Part of a data file
• • •

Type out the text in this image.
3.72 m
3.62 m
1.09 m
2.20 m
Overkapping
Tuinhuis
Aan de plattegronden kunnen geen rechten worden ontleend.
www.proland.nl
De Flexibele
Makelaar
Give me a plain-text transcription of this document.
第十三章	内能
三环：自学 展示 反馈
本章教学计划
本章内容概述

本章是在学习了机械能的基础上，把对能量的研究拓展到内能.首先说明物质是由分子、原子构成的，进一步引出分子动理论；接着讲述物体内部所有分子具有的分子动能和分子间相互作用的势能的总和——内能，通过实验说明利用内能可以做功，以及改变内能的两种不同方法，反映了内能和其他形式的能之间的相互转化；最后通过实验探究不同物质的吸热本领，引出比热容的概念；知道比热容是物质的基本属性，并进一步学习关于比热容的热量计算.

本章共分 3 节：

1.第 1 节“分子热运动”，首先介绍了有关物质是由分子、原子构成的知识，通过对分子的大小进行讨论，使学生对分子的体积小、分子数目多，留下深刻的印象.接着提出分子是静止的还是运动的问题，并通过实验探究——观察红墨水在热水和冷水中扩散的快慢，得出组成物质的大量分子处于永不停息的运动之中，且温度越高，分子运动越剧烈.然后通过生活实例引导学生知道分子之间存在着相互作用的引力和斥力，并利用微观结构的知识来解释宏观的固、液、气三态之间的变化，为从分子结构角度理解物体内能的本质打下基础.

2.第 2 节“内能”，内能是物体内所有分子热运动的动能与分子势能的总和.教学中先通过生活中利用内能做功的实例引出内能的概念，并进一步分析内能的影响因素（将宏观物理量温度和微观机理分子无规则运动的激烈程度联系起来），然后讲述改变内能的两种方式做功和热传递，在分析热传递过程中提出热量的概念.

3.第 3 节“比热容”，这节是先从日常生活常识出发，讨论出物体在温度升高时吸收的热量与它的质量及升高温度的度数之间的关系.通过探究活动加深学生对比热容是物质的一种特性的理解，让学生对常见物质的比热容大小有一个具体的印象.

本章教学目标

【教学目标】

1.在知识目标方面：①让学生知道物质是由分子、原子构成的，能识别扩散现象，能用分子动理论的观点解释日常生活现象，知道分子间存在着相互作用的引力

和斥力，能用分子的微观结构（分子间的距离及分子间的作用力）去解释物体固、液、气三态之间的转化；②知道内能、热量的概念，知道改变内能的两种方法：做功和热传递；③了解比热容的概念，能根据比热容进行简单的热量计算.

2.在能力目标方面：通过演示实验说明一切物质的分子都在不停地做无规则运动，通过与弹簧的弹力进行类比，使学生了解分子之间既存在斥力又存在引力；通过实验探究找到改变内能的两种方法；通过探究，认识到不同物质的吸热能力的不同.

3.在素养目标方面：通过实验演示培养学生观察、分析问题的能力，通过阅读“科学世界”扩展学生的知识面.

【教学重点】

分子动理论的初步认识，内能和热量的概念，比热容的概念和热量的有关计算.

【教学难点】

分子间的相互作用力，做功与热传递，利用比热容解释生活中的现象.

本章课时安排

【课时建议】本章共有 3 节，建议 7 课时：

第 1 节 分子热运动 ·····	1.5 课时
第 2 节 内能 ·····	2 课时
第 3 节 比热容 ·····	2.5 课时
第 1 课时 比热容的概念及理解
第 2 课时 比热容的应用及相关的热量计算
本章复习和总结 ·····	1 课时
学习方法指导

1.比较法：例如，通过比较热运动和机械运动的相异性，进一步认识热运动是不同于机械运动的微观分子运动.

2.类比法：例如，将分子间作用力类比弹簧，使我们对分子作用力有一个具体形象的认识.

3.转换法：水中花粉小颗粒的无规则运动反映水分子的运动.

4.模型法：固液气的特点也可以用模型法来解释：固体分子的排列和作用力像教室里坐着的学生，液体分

• • •

EXERCISE GOAL. Set down all of the data above, word for word.

TASK RESULT.
Type out the text in this image.
3.72 m
3.62 m
1.09 m
2.20 m
Overkapping
Tuinhuis
Aan de plattegronden kunnen geen rechten worden ontleend.
www.proland.nl
De Flexibele
Makelaar
Give me a plain-text transcription of this document.
第十三章	内能
三环：自学 展示 反馈
本章教学计划
本章内容概述

本章是在学习了机械能的基础上，把对能量的研究拓展到内能.首先说明物质是由分子、原子构成的，进一步引出分子动理论；接着讲述物体内部所有分子具有的分子动能和分子间相互作用的势能的总和——内能，通过实验说明利用内能可以做功，以及改变内能的两种不同方法，反映了内能和其他形式的能之间的相互转化；最后通过实验探究不同物质的吸热本领，引出比热容的概念；知道比热容是物质的基本属性，并进一步学习关于比热容的热量计算.

本章共分 3 节：

1.第 1 节“分子热运动”，首先介绍了有关物质是由分子、原子构成的知识，通过对分子的大小进行讨论，使学生对分子的体积小、分子数目多，留下深刻的印象.接着提出分子是静止的还是运动的问题，并通过实验探究——观察红墨水在热水和冷水中扩散的快慢，得出组成物质的大量分子处于永不停息的运动之中，且温度越高，分子运动越剧烈.然后通过生活实例引导学生知道分子之间存在着相互作用的引力和斥力，并利用微观结构的知识来解释宏观的固、液、气三态之间的变化，为从分子结构角度理解物体内能的本质打下基础.

2.第 2 节“内能”，内能是物体内所有分子热运动的动能与分子势能的总和.教学中先通过生活中利用内能做功的实例引出内能的概念，并进一步分析内能的影响因素（将宏观物理量温度和微观机理分子无规则运动的激烈程度联系起来），然后讲述改变内能的两种方式做功和热传递，在分析热传递过程中提出热量的概念.

3.第 3 节“比热容”，这节是先从日常生活常识出发，讨论出物体在温度升高时吸收的热量与它的质量及升高温度的度数之间的关系.通过探究活动加深学生对比热容是物质的一种特性的理解，让学生对常见物质的比热容大小有一个具体的印象.

本章教学目标

【教学目标】

1.在知识目标方面：①让学生知道物质是由分子、原子构成的，能识别扩散现象，能用分子动理论的观点解释日常生活现象，知道分子间存在着相互作用的引力

和斥力，能用分子的微观结构（分子间的距离及分子间的作用力）去解释物体固、液、气三态之间的转化；②知道内能、热量的概念，知道改变内能的两种方法：做功和热传递；③了解比热容的概念，能根据比热容进行简单的热量计算.

2.在能力目标方面：通过演示实验说明一切物质的分子都在不停地做无规则运动，通过与弹簧的弹力进行类比，使学生了解分子之间既存在斥力又存在引力；通过实验探究找到改变内能的两种方法；通过探究，认识到不同物质的吸热能力的不同.

3.在素养目标方面：通过实验演示培养学生观察、分析问题的能力，通过阅读“科学世界”扩展学生的知识面.

【教学重点】

分子动理论的初步认识，内能和热量的概念，比热容的概念和热量的有关计算.

【教学难点】

分子间的相互作用力，做功与热传递，利用比热容解释生活中的现象.

本章课时安排

【课时建议】本章共有 3 节，建议 7 课时：

第 1 节 分子热运动 ·····	1.5 课时
第 2 节 内能 ·····	2 课时
第 3 节 比热容 ·····	2.5 课时
第 1 课时 比热容的概念及理解
第 2 课时 比热容的应用及相关的热量计算
本章复习和总结 ·····	1 课时
学习方法指导

1.比较法：例如，通过比较热运动和机械运动的相异性，进一步认识热运动是不同于机械运动的微观分子运动.

2.类比法：例如，将分子间作用力类比弹簧，使我们对分子作用力有一个具体形象的认识.

3.转换法：水中花粉小颗粒的无规则运动反映水分子的运动.

4.模型法：固液气的特点也可以用模型法来解释：固体分子的排列和作用力像教室里坐着的学生，液体分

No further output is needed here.